(EXERCISE OBJECTIVE)
Print each line of the listing once more, precisely as given.

(RECORDS FOR THIS EXERCISE)
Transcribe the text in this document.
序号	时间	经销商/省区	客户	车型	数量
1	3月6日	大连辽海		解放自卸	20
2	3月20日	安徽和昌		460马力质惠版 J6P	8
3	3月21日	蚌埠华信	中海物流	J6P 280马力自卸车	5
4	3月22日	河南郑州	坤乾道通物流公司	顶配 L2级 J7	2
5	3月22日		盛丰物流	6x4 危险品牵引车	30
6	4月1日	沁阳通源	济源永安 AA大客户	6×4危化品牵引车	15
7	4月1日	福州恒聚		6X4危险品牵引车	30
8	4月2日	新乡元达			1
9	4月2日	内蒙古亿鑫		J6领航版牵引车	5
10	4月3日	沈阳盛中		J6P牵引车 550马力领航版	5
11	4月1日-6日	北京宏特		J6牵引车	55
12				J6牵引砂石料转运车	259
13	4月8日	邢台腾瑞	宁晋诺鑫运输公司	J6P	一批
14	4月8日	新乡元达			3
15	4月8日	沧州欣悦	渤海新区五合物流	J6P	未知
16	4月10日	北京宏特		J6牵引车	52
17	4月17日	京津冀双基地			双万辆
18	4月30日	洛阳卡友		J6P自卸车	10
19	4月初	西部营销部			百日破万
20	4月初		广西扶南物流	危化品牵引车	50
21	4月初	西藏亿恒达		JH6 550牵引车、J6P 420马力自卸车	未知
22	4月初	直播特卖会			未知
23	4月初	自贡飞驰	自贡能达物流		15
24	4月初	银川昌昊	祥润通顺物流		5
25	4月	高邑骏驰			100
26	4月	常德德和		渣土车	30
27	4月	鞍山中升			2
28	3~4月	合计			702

(FULL OUTPUT)
Transcribe the text in this document.
序号	时间	经销商/省区	客户	车型	数量
1	3月6日	大连辽海		解放自卸	20
2	3月20日	安徽和昌		460马力质惠版 J6P	8
3	3月21日	蚌埠华信	中海物流	J6P 280马力自卸车	5
4	3月22日	河南郑州	坤乾道通物流公司	顶配 L2级 J7	2
5	3月22日		盛丰物流	6x4 危险品牵引车	30
6	4月1日	沁阳通源	济源永安 AA大客户	6×4危化品牵引车	15
7	4月1日	福州恒聚		6X4危险品牵引车	30
8	4月2日	新乡元达			1
9	4月2日	内蒙古亿鑫		J6领航版牵引车	5
10	4月3日	沈阳盛中		J6P牵引车 550马力领航版	5
11	4月1日-6日	北京宏特		J6牵引车	55
12				J6牵引砂石料转运车	259
13	4月8日	邢台腾瑞	宁晋诺鑫运输公司	J6P	一批
14	4月8日	新乡元达			3
15	4月8日	沧州欣悦	渤海新区五合物流	J6P	未知
16	4月10日	北京宏特		J6牵引车	52
17	4月17日	京津冀双基地			双万辆
18	4月30日	洛阳卡友		J6P自卸车	10
19	4月初	西部营销部			百日破万
20	4月初		广西扶南物流	危化品牵引车	50
21	4月初	西藏亿恒达		JH6 550牵引车、J6P 420马力自卸车	未知
22	4月初	直播特卖会			未知
23	4月初	自贡飞驰	自贡能达物流		15
24	4月初	银川昌昊	祥润通顺物流		5
25	4月	高邑骏驰			100
26	4月	常德德和		渣土车	30
27	4月	鞍山中升			2
28	3~4月	合计			702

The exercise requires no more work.